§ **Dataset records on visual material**
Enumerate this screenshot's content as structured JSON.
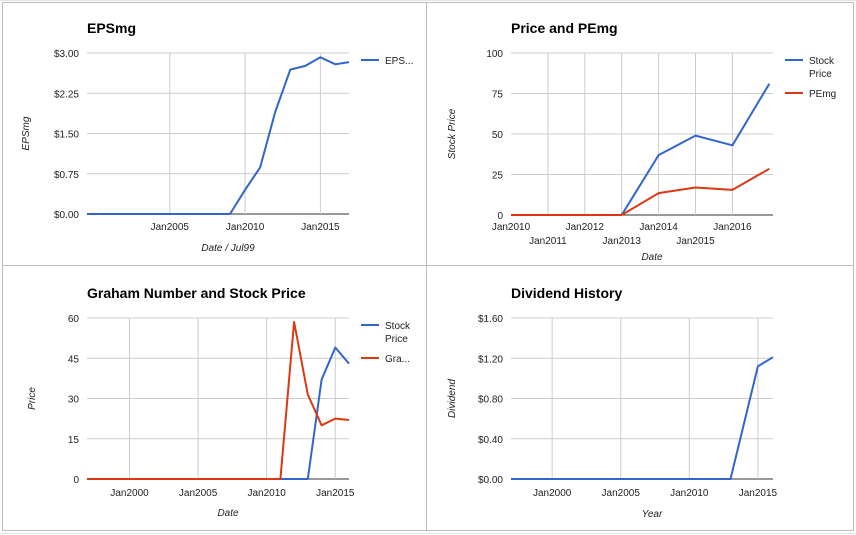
{
  "chart_data": [
    {
      "id": "eps",
      "type": "line",
      "title": "EPSmg",
      "xlabel": "Date / Jul99",
      "ylabel": "EPSmg",
      "xlim": [
        1999.5,
        2016.9
      ],
      "ylim": [
        0,
        3
      ],
      "yticks": [
        {
          "v": 0,
          "label": "$0.00"
        },
        {
          "v": 0.75,
          "label": "$0.75"
        },
        {
          "v": 1.5,
          "label": "$1.50"
        },
        {
          "v": 2.25,
          "label": "$2.25"
        },
        {
          "v": 3,
          "label": "$3.00"
        }
      ],
      "xticks": [
        {
          "v": 2005,
          "label": "Jan2005",
          "row": 0
        },
        {
          "v": 2010,
          "label": "Jan2010",
          "row": 0
        },
        {
          "v": 2015,
          "label": "Jan2015",
          "row": 0
        }
      ],
      "xgrid": [
        2005,
        2010,
        2015
      ],
      "legend": {
        "position": "right"
      },
      "series": [
        {
          "name": "EPS...",
          "color": "#3366cc",
          "x": [
            1999.5,
            2000,
            2001,
            2002,
            2003,
            2004,
            2005,
            2006,
            2007,
            2008,
            2009,
            2010,
            2011,
            2012,
            2013,
            2014,
            2015,
            2016,
            2016.9
          ],
          "values": [
            0,
            0,
            0,
            0,
            0,
            0,
            0,
            0,
            0,
            0,
            0,
            0.45,
            0.87,
            1.9,
            2.69,
            2.76,
            2.92,
            2.79,
            2.83
          ]
        }
      ]
    },
    {
      "id": "price",
      "type": "line",
      "title": "Price and PEmg",
      "xlabel": "Date",
      "ylabel": "Stock Price",
      "xlim": [
        2010,
        2017.1
      ],
      "ylim": [
        0,
        100
      ],
      "yticks": [
        {
          "v": 0,
          "label": "0"
        },
        {
          "v": 25,
          "label": "25"
        },
        {
          "v": 50,
          "label": "50"
        },
        {
          "v": 75,
          "label": "75"
        },
        {
          "v": 100,
          "label": "100"
        }
      ],
      "xticks": [
        {
          "v": 2010,
          "label": "Jan2010",
          "row": 0
        },
        {
          "v": 2011,
          "label": "Jan2011",
          "row": 1
        },
        {
          "v": 2012,
          "label": "Jan2012",
          "row": 0
        },
        {
          "v": 2013,
          "label": "Jan2013",
          "row": 1
        },
        {
          "v": 2014,
          "label": "Jan2014",
          "row": 0
        },
        {
          "v": 2015,
          "label": "Jan2015",
          "row": 1
        },
        {
          "v": 2016,
          "label": "Jan2016",
          "row": 0
        }
      ],
      "xgrid": [
        2011,
        2012,
        2013,
        2014,
        2015,
        2016
      ],
      "legend": {
        "position": "right"
      },
      "series": [
        {
          "name": "Stock Price",
          "color": "#3366cc",
          "x": [
            2010,
            2011,
            2012,
            2013,
            2014,
            2015,
            2016,
            2017
          ],
          "values": [
            0,
            0,
            0,
            0,
            37,
            49,
            43,
            81
          ]
        },
        {
          "name": "PEmg",
          "color": "#dc3912",
          "x": [
            2010,
            2011,
            2012,
            2013,
            2014,
            2015,
            2016,
            2017
          ],
          "values": [
            0,
            0,
            0,
            0,
            13.5,
            17,
            15.5,
            28.5
          ]
        }
      ]
    },
    {
      "id": "graham",
      "type": "line",
      "title": "Graham Number and Stock Price",
      "xlabel": "Date",
      "ylabel": "Price",
      "xlim": [
        1996.9,
        2016
      ],
      "ylim": [
        0,
        60
      ],
      "yticks": [
        {
          "v": 0,
          "label": "0"
        },
        {
          "v": 15,
          "label": "15"
        },
        {
          "v": 30,
          "label": "30"
        },
        {
          "v": 45,
          "label": "45"
        },
        {
          "v": 60,
          "label": "60"
        }
      ],
      "xticks": [
        {
          "v": 2000,
          "label": "Jan2000",
          "row": 0
        },
        {
          "v": 2005,
          "label": "Jan2005",
          "row": 0
        },
        {
          "v": 2010,
          "label": "Jan2010",
          "row": 0
        },
        {
          "v": 2015,
          "label": "Jan2015",
          "row": 0
        }
      ],
      "xgrid": [
        2000,
        2005,
        2010,
        2015
      ],
      "legend": {
        "position": "right"
      },
      "series": [
        {
          "name": "Stock Price",
          "color": "#3366cc",
          "x": [
            1996.9,
            2013,
            2014,
            2015,
            2016
          ],
          "values": [
            0,
            0,
            37,
            49,
            43
          ]
        },
        {
          "name": "Gra...",
          "color": "#dc3912",
          "x": [
            1996.9,
            2011,
            2012,
            2013,
            2014,
            2015,
            2016
          ],
          "values": [
            0,
            0,
            58.5,
            31.5,
            20,
            22.5,
            22
          ]
        }
      ]
    },
    {
      "id": "dividend",
      "type": "line",
      "title": "Dividend History",
      "xlabel": "Year",
      "ylabel": "Dividend",
      "xlim": [
        1997,
        2016.1
      ],
      "ylim": [
        0,
        1.6
      ],
      "yticks": [
        {
          "v": 0,
          "label": "$0.00"
        },
        {
          "v": 0.4,
          "label": "$0.40"
        },
        {
          "v": 0.8,
          "label": "$0.80"
        },
        {
          "v": 1.2,
          "label": "$1.20"
        },
        {
          "v": 1.6,
          "label": "$1.60"
        }
      ],
      "xticks": [
        {
          "v": 2000,
          "label": "Jan2000",
          "row": 0
        },
        {
          "v": 2005,
          "label": "Jan2005",
          "row": 0
        },
        {
          "v": 2010,
          "label": "Jan2010",
          "row": 0
        },
        {
          "v": 2015,
          "label": "Jan2015",
          "row": 0
        }
      ],
      "xgrid": [
        2000,
        2005,
        2010,
        2015
      ],
      "legend": null,
      "series": [
        {
          "name": "",
          "color": "#3366cc",
          "x": [
            1997,
            2013,
            2015,
            2016.1
          ],
          "values": [
            0,
            0,
            1.12,
            1.21
          ]
        }
      ]
    }
  ]
}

§ **EXERCISE BRIEF**
Transcribe the full listing above exactly, with the images removed.

§ **TASK OUTPUT**
Enumerate this screenshot's content as structured JSON.
{
  "chart_data": [
    {
      "id": "eps",
      "type": "line",
      "title": "EPSmg",
      "xlabel": "Date / Jul99",
      "ylabel": "EPSmg",
      "xlim": [
        1999.5,
        2016.9
      ],
      "ylim": [
        0,
        3
      ],
      "yticks": [
        {
          "v": 0,
          "label": "$0.00"
        },
        {
          "v": 0.75,
          "label": "$0.75"
        },
        {
          "v": 1.5,
          "label": "$1.50"
        },
        {
          "v": 2.25,
          "label": "$2.25"
        },
        {
          "v": 3,
          "label": "$3.00"
        }
      ],
      "xticks": [
        {
          "v": 2005,
          "label": "Jan2005",
          "row": 0
        },
        {
          "v": 2010,
          "label": "Jan2010",
          "row": 0
        },
        {
          "v": 2015,
          "label": "Jan2015",
          "row": 0
        }
      ],
      "xgrid": [
        2005,
        2010,
        2015
      ],
      "legend": {
        "position": "right"
      },
      "series": [
        {
          "name": "EPS...",
          "color": "#3366cc",
          "x": [
            1999.5,
            2000,
            2001,
            2002,
            2003,
            2004,
            2005,
            2006,
            2007,
            2008,
            2009,
            2010,
            2011,
            2012,
            2013,
            2014,
            2015,
            2016,
            2016.9
          ],
          "values": [
            0,
            0,
            0,
            0,
            0,
            0,
            0,
            0,
            0,
            0,
            0,
            0.45,
            0.87,
            1.9,
            2.69,
            2.76,
            2.92,
            2.79,
            2.83
          ]
        }
      ]
    },
    {
      "id": "price",
      "type": "line",
      "title": "Price and PEmg",
      "xlabel": "Date",
      "ylabel": "Stock Price",
      "xlim": [
        2010,
        2017.1
      ],
      "ylim": [
        0,
        100
      ],
      "yticks": [
        {
          "v": 0,
          "label": "0"
        },
        {
          "v": 25,
          "label": "25"
        },
        {
          "v": 50,
          "label": "50"
        },
        {
          "v": 75,
          "label": "75"
        },
        {
          "v": 100,
          "label": "100"
        }
      ],
      "xticks": [
        {
          "v": 2010,
          "label": "Jan2010",
          "row": 0
        },
        {
          "v": 2011,
          "label": "Jan2011",
          "row": 1
        },
        {
          "v": 2012,
          "label": "Jan2012",
          "row": 0
        },
        {
          "v": 2013,
          "label": "Jan2013",
          "row": 1
        },
        {
          "v": 2014,
          "label": "Jan2014",
          "row": 0
        },
        {
          "v": 2015,
          "label": "Jan2015",
          "row": 1
        },
        {
          "v": 2016,
          "label": "Jan2016",
          "row": 0
        }
      ],
      "xgrid": [
        2011,
        2012,
        2013,
        2014,
        2015,
        2016
      ],
      "legend": {
        "position": "right"
      },
      "series": [
        {
          "name": "Stock Price",
          "color": "#3366cc",
          "x": [
            2010,
            2011,
            2012,
            2013,
            2014,
            2015,
            2016,
            2017
          ],
          "values": [
            0,
            0,
            0,
            0,
            37,
            49,
            43,
            81
          ]
        },
        {
          "name": "PEmg",
          "color": "#dc3912",
          "x": [
            2010,
            2011,
            2012,
            2013,
            2014,
            2015,
            2016,
            2017
          ],
          "values": [
            0,
            0,
            0,
            0,
            13.5,
            17,
            15.5,
            28.5
          ]
        }
      ]
    },
    {
      "id": "graham",
      "type": "line",
      "title": "Graham Number and Stock Price",
      "xlabel": "Date",
      "ylabel": "Price",
      "xlim": [
        1996.9,
        2016
      ],
      "ylim": [
        0,
        60
      ],
      "yticks": [
        {
          "v": 0,
          "label": "0"
        },
        {
          "v": 15,
          "label": "15"
        },
        {
          "v": 30,
          "label": "30"
        },
        {
          "v": 45,
          "label": "45"
        },
        {
          "v": 60,
          "label": "60"
        }
      ],
      "xticks": [
        {
          "v": 2000,
          "label": "Jan2000",
          "row": 0
        },
        {
          "v": 2005,
          "label": "Jan2005",
          "row": 0
        },
        {
          "v": 2010,
          "label": "Jan2010",
          "row": 0
        },
        {
          "v": 2015,
          "label": "Jan2015",
          "row": 0
        }
      ],
      "xgrid": [
        2000,
        2005,
        2010,
        2015
      ],
      "legend": {
        "position": "right"
      },
      "series": [
        {
          "name": "Stock Price",
          "color": "#3366cc",
          "x": [
            1996.9,
            2013,
            2014,
            2015,
            2016
          ],
          "values": [
            0,
            0,
            37,
            49,
            43
          ]
        },
        {
          "name": "Gra...",
          "color": "#dc3912",
          "x": [
            1996.9,
            2011,
            2012,
            2013,
            2014,
            2015,
            2016
          ],
          "values": [
            0,
            0,
            58.5,
            31.5,
            20,
            22.5,
            22
          ]
        }
      ]
    },
    {
      "id": "dividend",
      "type": "line",
      "title": "Dividend History",
      "xlabel": "Year",
      "ylabel": "Dividend",
      "xlim": [
        1997,
        2016.1
      ],
      "ylim": [
        0,
        1.6
      ],
      "yticks": [
        {
          "v": 0,
          "label": "$0.00"
        },
        {
          "v": 0.4,
          "label": "$0.40"
        },
        {
          "v": 0.8,
          "label": "$0.80"
        },
        {
          "v": 1.2,
          "label": "$1.20"
        },
        {
          "v": 1.6,
          "label": "$1.60"
        }
      ],
      "xticks": [
        {
          "v": 2000,
          "label": "Jan2000",
          "row": 0
        },
        {
          "v": 2005,
          "label": "Jan2005",
          "row": 0
        },
        {
          "v": 2010,
          "label": "Jan2010",
          "row": 0
        },
        {
          "v": 2015,
          "label": "Jan2015",
          "row": 0
        }
      ],
      "xgrid": [
        2000,
        2005,
        2010,
        2015
      ],
      "legend": null,
      "series": [
        {
          "name": "",
          "color": "#3366cc",
          "x": [
            1997,
            2013,
            2015,
            2016.1
          ],
          "values": [
            0,
            0,
            1.12,
            1.21
          ]
        }
      ]
    }
  ]
}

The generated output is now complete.